> [Supplied material]
--- BEGIN ---

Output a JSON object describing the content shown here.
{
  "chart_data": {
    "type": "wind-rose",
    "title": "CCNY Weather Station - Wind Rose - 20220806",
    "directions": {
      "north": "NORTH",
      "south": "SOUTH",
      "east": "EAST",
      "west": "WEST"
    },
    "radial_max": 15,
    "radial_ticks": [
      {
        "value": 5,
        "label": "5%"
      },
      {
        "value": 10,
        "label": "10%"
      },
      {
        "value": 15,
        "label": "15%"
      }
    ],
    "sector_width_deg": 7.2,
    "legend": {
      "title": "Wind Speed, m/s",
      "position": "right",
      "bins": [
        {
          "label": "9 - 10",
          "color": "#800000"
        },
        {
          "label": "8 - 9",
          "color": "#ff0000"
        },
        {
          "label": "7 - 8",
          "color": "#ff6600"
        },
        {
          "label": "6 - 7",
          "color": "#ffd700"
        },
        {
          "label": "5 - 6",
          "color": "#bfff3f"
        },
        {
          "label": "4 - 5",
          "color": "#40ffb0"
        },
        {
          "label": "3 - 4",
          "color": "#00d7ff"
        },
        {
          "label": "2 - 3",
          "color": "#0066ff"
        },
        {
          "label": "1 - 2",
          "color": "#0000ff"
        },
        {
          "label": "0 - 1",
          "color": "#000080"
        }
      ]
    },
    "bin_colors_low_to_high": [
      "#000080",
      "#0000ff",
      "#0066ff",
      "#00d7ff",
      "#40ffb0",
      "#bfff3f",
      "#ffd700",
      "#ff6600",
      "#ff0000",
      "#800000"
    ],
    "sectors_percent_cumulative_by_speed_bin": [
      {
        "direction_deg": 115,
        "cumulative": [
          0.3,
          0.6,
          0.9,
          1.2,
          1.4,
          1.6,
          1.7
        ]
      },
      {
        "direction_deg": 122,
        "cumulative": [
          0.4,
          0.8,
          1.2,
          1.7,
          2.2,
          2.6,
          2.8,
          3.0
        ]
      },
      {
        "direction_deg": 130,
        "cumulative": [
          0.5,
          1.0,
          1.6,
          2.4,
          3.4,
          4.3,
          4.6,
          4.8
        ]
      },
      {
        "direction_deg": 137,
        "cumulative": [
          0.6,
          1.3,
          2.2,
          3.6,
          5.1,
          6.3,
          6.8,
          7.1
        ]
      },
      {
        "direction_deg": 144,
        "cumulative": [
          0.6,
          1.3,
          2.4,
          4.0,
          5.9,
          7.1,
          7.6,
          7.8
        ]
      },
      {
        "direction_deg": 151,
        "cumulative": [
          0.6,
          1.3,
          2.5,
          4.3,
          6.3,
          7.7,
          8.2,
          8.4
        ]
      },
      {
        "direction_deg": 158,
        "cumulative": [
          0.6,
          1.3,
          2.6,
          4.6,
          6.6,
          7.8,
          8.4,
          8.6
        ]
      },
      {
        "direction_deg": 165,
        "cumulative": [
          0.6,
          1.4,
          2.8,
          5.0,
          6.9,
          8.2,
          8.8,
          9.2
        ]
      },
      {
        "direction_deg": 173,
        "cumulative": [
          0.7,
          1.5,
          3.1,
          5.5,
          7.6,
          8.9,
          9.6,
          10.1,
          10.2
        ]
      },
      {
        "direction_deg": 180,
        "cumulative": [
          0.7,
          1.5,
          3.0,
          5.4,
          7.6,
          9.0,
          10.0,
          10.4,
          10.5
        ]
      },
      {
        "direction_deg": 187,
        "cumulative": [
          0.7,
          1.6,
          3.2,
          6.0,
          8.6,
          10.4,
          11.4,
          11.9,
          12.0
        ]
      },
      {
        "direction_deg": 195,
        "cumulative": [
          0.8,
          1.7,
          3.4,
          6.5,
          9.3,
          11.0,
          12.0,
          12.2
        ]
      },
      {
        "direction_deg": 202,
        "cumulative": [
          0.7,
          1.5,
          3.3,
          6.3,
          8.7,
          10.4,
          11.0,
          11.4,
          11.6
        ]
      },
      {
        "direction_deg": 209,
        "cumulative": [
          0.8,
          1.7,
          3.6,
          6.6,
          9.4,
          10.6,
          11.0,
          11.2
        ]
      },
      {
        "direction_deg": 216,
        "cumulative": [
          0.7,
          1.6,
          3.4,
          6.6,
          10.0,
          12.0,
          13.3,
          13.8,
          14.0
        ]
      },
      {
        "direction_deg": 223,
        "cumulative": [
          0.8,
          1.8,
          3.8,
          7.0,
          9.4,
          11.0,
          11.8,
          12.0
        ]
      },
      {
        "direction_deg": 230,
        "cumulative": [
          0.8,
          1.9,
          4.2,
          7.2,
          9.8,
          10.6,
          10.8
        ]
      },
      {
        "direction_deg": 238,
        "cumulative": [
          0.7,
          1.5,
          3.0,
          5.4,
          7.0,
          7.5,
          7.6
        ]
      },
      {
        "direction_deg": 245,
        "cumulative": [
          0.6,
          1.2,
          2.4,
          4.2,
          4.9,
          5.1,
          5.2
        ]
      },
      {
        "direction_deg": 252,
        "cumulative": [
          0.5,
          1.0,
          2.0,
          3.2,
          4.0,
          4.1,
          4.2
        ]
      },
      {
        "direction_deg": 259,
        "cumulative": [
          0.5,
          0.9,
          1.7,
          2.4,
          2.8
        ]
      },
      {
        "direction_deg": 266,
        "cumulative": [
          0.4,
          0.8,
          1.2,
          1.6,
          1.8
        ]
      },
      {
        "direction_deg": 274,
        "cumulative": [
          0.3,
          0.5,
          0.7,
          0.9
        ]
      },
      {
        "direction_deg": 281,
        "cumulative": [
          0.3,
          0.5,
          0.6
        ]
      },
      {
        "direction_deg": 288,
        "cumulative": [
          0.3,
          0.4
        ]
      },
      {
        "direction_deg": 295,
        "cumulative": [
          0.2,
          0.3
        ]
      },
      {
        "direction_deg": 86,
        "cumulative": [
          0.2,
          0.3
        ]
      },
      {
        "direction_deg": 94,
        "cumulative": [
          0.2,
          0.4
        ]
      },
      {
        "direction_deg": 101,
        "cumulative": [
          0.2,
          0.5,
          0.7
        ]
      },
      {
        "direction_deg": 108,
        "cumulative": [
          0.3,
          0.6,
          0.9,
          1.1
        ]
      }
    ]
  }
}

--- END ---

> [Work required]
Pick out every line holding the string "title" and return it.

> [Task answer]
    "title": "CCNY Weather Station - Wind Rose - 20220806",
      "title": "Wind Speed, m/s",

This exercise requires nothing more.